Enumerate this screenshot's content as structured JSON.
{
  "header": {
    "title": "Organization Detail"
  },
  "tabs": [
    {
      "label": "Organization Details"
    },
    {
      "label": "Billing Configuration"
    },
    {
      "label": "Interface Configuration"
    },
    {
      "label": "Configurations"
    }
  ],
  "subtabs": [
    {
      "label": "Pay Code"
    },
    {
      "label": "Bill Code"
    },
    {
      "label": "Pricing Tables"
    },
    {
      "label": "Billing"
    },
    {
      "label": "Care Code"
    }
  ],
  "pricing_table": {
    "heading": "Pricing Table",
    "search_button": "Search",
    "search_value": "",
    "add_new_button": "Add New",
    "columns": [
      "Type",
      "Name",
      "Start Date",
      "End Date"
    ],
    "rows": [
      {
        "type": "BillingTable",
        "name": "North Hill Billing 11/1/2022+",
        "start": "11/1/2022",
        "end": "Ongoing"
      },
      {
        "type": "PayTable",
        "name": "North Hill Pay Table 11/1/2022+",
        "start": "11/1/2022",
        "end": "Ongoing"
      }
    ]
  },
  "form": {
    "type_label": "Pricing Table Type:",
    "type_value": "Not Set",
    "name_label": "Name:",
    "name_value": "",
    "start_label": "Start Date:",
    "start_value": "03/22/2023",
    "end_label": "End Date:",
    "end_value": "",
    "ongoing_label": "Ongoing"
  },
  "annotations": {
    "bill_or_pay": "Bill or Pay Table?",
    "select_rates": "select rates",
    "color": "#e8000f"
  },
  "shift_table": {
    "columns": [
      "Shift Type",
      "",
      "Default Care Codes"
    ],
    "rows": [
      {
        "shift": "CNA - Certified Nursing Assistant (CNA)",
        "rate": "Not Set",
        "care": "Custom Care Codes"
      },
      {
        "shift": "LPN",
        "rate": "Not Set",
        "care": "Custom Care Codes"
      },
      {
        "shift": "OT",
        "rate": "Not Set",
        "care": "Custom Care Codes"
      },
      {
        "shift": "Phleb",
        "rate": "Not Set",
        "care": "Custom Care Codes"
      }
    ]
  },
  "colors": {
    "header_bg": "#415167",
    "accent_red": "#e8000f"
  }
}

——

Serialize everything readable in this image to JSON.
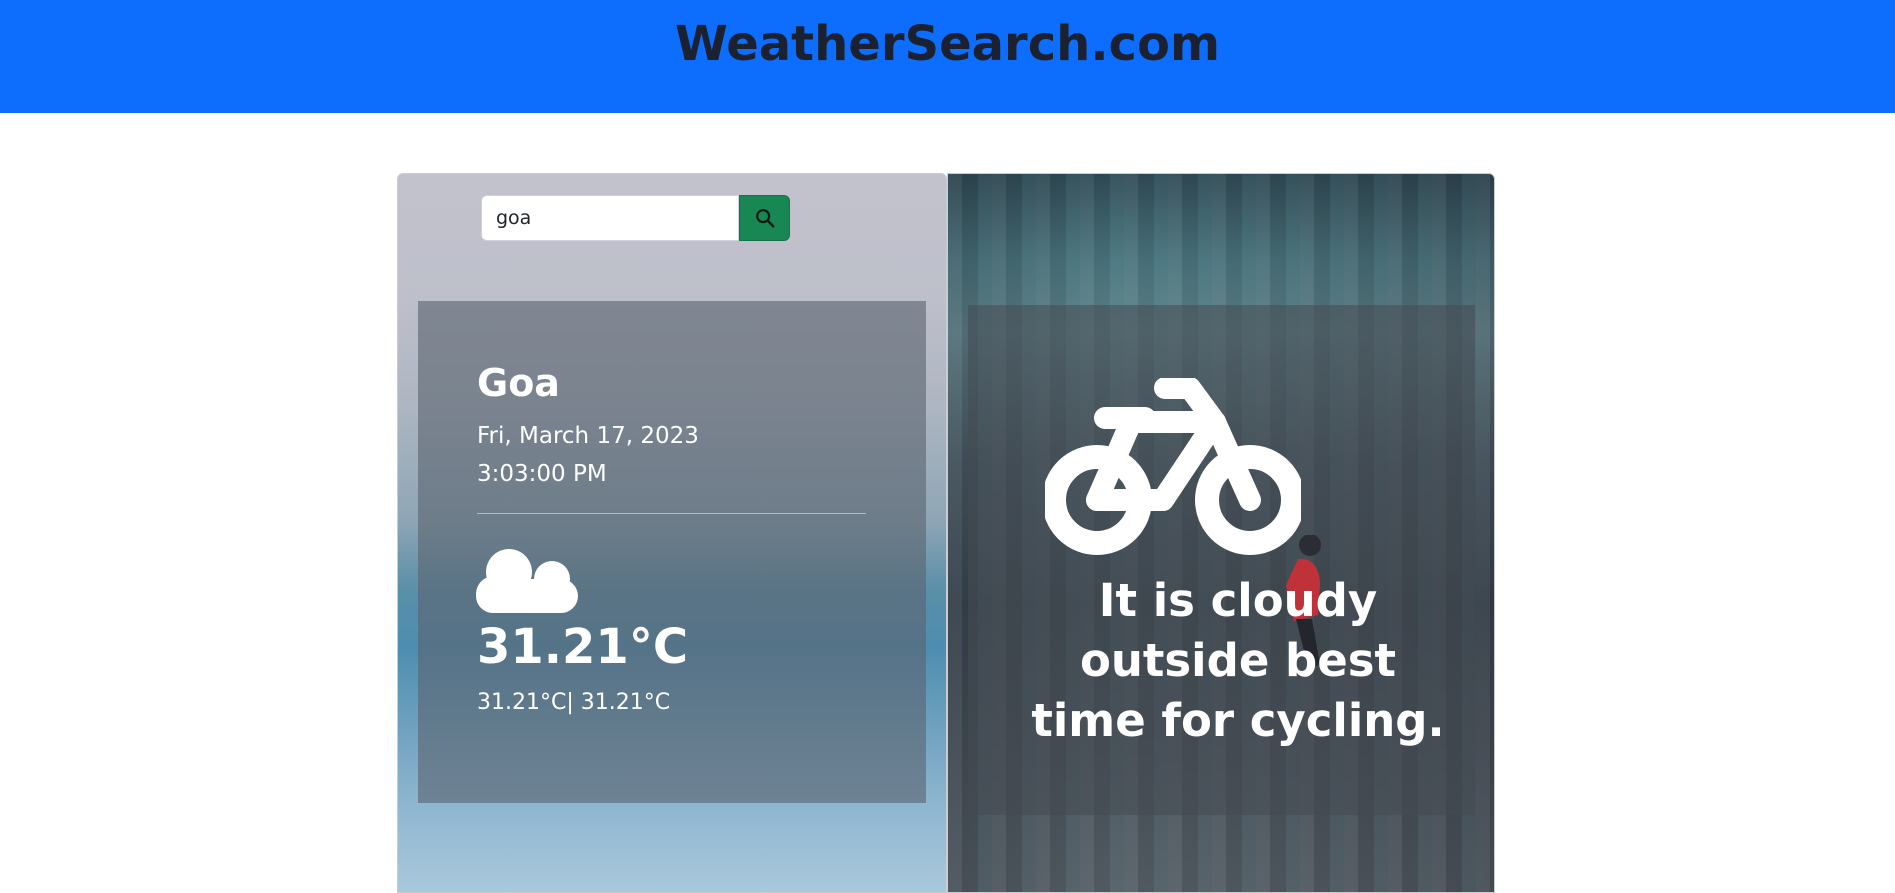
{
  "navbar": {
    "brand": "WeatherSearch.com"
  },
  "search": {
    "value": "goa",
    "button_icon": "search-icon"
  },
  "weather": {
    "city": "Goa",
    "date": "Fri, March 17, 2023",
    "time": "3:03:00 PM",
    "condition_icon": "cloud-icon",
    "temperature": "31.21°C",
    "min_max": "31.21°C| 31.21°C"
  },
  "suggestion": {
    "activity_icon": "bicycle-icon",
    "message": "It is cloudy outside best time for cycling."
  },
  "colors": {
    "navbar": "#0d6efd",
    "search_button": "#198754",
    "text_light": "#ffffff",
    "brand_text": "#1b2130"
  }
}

——

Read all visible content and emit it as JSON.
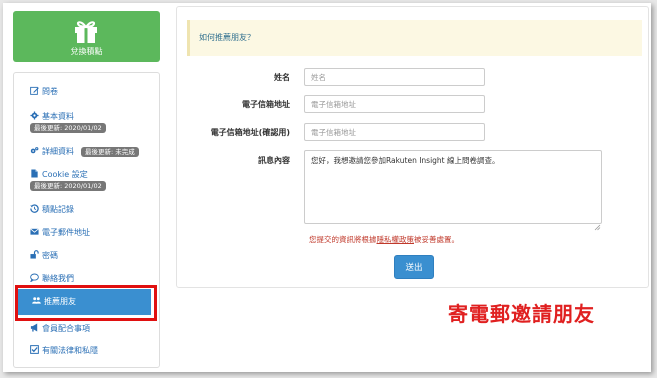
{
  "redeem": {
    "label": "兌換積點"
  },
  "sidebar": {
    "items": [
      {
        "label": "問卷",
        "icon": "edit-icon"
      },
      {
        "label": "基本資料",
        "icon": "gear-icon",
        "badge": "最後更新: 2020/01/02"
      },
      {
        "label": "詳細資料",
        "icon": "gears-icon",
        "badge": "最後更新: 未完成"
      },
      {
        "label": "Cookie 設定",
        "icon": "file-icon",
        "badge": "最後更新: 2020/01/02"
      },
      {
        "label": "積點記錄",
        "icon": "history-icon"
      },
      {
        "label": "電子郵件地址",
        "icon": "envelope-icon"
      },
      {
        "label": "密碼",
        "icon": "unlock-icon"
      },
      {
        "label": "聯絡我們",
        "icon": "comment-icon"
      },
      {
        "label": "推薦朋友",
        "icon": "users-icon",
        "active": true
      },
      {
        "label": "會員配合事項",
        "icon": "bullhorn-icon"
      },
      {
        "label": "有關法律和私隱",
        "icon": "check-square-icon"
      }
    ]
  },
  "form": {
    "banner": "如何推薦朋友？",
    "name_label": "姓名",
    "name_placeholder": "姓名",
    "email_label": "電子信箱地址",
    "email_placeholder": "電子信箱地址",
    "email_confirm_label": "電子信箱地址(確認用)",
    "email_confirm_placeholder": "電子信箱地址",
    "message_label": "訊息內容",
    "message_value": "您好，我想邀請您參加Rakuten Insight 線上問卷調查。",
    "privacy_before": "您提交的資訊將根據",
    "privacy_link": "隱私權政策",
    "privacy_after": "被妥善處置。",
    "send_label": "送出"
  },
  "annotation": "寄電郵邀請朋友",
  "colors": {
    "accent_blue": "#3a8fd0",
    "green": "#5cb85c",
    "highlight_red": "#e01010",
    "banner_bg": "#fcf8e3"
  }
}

——

▶ _The exercise_
Find every line in the records that contains the word "this"; copy those lines.

▶ _Exercise answer_
Enumerate this screenshot's content as structured JSON.
Serialize everything readable in this image to JSON.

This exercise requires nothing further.